The exercise — Gather, from the data below, each line in which the word "employment" occurs.

Excerpted data —
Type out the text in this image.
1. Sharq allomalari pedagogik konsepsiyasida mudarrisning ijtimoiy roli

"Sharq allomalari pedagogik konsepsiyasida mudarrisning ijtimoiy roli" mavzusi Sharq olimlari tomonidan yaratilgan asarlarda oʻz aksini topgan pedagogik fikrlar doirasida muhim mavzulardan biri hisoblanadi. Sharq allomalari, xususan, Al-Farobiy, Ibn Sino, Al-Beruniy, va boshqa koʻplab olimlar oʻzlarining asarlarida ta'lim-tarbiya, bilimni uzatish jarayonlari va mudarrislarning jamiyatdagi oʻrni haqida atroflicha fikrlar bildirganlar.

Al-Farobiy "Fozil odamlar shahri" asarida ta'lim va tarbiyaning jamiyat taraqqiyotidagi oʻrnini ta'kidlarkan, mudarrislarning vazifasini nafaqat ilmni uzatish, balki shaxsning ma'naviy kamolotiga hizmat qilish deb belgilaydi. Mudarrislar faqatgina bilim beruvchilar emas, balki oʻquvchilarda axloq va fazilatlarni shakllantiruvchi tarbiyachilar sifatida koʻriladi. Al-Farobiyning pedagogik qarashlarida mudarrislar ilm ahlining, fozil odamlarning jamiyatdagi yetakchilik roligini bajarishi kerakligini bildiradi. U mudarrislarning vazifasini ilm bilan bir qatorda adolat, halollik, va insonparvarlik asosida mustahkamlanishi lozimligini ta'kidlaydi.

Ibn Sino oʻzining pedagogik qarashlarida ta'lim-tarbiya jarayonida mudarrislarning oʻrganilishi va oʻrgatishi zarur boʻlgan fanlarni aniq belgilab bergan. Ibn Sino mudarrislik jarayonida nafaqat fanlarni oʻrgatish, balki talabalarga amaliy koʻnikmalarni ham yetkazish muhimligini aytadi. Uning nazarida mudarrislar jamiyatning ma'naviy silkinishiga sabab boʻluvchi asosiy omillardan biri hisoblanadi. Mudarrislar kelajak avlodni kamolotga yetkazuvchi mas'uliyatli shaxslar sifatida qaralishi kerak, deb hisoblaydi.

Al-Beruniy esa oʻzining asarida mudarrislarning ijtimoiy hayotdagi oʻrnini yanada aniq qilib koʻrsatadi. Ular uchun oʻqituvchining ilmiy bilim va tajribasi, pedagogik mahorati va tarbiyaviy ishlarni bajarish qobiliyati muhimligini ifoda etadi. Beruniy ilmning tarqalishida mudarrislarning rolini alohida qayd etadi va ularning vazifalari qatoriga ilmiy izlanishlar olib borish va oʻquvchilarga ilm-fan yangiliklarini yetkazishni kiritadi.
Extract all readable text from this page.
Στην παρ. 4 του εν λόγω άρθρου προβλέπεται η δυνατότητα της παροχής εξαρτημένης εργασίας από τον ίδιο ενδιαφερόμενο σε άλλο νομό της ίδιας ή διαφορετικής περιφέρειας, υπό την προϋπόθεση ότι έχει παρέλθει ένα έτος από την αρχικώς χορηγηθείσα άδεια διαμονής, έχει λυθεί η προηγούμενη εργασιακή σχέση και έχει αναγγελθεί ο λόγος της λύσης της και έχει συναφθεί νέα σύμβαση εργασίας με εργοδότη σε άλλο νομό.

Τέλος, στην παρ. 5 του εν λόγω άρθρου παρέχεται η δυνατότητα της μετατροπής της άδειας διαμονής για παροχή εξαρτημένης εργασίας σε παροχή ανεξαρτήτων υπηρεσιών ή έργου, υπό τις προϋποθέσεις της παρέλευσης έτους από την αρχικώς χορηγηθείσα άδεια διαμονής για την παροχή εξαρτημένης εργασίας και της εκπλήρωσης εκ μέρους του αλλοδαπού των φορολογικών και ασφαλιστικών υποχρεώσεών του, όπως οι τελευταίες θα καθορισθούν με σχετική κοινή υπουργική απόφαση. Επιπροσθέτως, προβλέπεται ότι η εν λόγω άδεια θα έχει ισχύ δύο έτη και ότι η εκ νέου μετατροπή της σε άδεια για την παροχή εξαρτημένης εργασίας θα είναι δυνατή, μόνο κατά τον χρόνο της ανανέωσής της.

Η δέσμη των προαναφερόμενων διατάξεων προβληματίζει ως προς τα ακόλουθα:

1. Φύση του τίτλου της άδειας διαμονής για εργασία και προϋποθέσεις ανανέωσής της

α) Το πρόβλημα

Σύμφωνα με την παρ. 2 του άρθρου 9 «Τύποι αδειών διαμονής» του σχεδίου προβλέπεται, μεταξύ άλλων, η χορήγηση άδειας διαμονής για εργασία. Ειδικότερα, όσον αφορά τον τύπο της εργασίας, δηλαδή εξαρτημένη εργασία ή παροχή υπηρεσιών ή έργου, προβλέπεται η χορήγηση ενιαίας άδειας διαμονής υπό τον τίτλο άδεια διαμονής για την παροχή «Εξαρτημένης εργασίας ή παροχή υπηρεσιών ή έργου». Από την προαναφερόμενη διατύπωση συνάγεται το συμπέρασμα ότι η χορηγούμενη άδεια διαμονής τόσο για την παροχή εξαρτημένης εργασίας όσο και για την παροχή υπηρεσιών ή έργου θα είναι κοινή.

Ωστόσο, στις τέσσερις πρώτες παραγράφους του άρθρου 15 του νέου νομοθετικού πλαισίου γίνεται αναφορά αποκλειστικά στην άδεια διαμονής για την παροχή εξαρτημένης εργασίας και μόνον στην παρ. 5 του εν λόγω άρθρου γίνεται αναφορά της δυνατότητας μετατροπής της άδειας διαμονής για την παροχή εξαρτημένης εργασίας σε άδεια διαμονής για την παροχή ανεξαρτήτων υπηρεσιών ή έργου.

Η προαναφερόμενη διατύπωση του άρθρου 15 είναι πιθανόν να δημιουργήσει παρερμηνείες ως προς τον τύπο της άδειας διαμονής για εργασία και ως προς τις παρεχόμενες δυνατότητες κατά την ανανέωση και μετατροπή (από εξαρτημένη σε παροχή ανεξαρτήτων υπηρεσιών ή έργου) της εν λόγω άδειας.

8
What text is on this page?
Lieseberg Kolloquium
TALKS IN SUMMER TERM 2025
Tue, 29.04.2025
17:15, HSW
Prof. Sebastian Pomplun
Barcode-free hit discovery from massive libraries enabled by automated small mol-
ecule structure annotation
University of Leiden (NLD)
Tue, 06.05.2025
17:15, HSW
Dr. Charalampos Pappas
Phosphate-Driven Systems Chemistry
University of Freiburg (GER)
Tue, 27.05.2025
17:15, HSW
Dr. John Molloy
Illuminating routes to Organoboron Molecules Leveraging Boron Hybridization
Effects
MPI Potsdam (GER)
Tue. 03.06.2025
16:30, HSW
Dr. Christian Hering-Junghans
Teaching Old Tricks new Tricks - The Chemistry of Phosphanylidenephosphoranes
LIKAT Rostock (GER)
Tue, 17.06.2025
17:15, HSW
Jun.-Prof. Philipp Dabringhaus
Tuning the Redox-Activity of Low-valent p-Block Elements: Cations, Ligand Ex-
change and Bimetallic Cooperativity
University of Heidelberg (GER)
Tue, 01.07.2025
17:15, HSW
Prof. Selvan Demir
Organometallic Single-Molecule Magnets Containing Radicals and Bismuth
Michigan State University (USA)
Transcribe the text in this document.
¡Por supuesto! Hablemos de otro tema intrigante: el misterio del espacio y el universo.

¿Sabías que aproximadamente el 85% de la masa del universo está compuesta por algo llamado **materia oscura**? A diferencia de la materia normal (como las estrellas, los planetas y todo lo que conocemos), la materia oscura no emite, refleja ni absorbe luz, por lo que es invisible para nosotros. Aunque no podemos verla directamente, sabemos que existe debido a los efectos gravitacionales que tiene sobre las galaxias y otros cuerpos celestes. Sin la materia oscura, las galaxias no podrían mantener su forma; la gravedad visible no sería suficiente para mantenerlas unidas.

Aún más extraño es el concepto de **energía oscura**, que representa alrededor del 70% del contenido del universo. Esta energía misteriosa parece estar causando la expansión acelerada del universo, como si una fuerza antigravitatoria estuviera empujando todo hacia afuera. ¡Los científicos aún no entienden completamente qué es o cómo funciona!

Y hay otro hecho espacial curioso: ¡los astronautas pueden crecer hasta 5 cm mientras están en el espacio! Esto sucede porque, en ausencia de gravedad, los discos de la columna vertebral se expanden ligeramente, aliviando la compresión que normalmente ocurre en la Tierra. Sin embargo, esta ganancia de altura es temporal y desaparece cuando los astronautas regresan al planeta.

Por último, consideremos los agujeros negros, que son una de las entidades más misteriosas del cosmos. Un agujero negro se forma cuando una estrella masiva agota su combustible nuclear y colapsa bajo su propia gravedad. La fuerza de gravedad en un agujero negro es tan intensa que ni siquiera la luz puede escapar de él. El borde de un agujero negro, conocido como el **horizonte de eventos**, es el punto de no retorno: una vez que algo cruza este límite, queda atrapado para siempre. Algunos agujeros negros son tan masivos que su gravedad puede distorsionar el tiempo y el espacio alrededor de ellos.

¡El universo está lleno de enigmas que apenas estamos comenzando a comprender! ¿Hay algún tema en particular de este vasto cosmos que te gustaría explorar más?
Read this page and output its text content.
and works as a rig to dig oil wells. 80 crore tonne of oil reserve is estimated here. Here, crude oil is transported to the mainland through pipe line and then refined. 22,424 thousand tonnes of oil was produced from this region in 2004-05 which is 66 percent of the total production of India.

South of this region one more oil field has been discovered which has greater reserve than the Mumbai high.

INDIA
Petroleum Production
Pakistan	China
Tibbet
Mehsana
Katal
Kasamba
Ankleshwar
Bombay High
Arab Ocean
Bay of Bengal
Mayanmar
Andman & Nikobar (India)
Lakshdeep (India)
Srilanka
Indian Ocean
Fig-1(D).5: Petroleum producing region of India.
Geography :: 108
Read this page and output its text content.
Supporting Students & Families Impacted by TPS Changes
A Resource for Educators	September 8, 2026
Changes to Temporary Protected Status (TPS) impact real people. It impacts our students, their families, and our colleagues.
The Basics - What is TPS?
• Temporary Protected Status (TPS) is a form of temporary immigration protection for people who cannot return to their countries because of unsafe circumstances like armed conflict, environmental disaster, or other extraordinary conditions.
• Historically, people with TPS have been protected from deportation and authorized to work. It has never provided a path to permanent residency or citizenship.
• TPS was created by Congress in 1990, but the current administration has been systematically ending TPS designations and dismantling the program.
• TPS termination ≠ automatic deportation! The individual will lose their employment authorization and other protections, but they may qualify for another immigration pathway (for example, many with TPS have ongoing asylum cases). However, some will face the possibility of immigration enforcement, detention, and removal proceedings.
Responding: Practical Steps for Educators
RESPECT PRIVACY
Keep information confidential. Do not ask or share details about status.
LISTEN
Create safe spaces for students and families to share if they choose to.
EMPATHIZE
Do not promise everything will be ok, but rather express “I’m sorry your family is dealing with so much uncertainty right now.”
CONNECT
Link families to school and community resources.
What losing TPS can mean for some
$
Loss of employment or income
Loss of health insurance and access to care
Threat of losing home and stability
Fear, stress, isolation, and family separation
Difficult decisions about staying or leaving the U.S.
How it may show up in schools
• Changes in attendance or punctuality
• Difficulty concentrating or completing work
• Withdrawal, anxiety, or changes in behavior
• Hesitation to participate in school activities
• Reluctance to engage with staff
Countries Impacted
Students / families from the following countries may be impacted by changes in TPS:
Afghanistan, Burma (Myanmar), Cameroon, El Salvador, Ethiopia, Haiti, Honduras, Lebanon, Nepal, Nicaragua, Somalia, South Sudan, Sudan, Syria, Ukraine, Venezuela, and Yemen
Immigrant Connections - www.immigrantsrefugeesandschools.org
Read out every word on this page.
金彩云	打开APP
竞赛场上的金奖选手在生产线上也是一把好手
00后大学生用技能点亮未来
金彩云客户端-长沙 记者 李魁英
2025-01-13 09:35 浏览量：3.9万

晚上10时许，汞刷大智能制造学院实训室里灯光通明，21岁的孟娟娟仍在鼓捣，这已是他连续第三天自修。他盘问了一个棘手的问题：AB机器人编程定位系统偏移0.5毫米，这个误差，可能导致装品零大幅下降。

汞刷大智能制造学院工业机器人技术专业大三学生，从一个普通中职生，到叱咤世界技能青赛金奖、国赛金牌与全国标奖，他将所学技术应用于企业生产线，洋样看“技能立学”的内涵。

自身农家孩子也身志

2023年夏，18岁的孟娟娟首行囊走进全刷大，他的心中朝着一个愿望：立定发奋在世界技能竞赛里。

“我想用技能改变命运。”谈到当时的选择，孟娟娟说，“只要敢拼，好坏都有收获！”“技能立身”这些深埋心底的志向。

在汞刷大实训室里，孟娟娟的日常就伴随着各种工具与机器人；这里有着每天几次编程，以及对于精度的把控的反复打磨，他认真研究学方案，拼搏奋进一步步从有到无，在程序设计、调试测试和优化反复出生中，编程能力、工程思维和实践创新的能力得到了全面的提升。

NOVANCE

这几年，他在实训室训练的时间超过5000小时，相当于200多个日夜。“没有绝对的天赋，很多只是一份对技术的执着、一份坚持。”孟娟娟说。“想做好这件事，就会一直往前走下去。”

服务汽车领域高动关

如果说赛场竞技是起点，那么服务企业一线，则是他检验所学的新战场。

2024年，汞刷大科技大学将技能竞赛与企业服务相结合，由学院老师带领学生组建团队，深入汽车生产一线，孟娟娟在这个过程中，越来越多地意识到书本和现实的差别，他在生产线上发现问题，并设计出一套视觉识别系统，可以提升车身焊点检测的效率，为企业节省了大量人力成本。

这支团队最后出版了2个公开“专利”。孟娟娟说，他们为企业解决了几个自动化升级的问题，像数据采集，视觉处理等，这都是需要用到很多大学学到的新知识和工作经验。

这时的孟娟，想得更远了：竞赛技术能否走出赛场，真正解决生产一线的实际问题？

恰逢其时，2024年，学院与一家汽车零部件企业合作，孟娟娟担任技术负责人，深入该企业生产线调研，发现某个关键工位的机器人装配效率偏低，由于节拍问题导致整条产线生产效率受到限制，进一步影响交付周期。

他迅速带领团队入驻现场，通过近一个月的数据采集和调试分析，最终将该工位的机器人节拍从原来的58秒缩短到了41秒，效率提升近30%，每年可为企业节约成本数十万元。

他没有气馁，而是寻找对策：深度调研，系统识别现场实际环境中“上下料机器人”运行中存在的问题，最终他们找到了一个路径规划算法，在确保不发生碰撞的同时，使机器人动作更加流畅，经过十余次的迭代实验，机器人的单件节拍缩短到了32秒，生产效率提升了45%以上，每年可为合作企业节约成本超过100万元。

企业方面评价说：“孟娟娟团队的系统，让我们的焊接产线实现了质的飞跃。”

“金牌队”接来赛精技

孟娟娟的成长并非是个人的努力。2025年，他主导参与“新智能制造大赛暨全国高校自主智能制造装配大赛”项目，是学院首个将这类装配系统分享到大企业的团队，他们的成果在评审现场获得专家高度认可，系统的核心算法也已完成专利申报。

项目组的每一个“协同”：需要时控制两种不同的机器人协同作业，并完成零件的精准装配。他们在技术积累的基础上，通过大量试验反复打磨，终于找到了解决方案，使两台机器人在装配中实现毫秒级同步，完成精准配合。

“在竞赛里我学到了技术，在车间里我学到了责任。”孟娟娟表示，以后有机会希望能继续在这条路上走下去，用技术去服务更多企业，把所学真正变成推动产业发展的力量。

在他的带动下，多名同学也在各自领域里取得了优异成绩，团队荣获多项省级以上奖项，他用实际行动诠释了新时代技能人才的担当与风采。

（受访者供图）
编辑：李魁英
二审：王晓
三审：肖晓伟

Expected answer —
• TPS termination ≠ automatic deportation! The individual will lose their employment authorization and other protections, but they may qualify for another immigration pathway (for example, many with TPS have ongoing asylum cases). However, some will face the possibility of immigration enforcement, detention, and removal proceedings.
Loss of employment or income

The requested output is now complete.